Exercise instructions: Produce the listing below again, exactly as shown.

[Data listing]
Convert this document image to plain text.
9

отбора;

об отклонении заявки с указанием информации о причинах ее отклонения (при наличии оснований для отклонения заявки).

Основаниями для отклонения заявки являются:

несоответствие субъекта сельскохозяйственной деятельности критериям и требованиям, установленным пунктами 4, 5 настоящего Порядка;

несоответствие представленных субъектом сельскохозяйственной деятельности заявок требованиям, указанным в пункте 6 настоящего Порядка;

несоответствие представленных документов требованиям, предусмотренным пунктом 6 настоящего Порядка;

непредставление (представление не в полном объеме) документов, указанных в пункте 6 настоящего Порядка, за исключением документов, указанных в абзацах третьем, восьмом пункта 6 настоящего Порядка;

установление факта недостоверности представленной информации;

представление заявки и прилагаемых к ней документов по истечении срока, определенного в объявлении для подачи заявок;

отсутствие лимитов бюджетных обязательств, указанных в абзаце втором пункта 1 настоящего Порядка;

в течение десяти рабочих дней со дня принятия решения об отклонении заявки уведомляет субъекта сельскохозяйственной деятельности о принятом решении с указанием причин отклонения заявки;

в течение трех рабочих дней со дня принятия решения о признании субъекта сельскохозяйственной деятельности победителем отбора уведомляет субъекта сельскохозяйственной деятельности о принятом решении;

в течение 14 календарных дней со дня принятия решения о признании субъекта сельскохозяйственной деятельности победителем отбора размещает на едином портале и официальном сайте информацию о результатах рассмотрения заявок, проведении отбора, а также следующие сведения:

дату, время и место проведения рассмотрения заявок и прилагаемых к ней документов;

Solution for this task:
Convert this document image to plain text.
9

отбора;

об отклонении заявки с указанием информации о причинах ее отклонения (при наличии оснований для отклонения заявки).

Основаниями для отклонения заявки являются:

несоответствие субъекта сельскохозяйственной деятельности критериям и требованиям, установленным пунктами 4, 5 настоящего Порядка;

несоответствие представленных субъектом сельскохозяйственной деятельности заявок требованиям, указанным в пункте 6 настоящего Порядка;

несоответствие представленных документов требованиям, предусмотренным пунктом 6 настоящего Порядка;

непредставление (представление не в полном объеме) документов, указанных в пункте 6 настоящего Порядка, за исключением документов, указанных в абзацах третьем, восьмом пункта 6 настоящего Порядка;

установление факта недостоверности представленной информации;

представление заявки и прилагаемых к ней документов по истечении срока, определенного в объявлении для подачи заявок;

отсутствие лимитов бюджетных обязательств, указанных в абзаце втором пункта 1 настоящего Порядка;

в течение десяти рабочих дней со дня принятия решения об отклонении заявки уведомляет субъекта сельскохозяйственной деятельности о принятом решении с указанием причин отклонения заявки;

в течение трех рабочих дней со дня принятия решения о признании субъекта сельскохозяйственной деятельности победителем отбора уведомляет субъекта сельскохозяйственной деятельности о принятом решении;

в течение 14 календарных дней со дня принятия решения о признании субъекта сельскохозяйственной деятельности победителем отбора размещает на едином портале и официальном сайте информацию о результатах рассмотрения заявок, проведении отбора, а также следующие сведения:

дату, время и место проведения рассмотрения заявок и прилагаемых к ней документов;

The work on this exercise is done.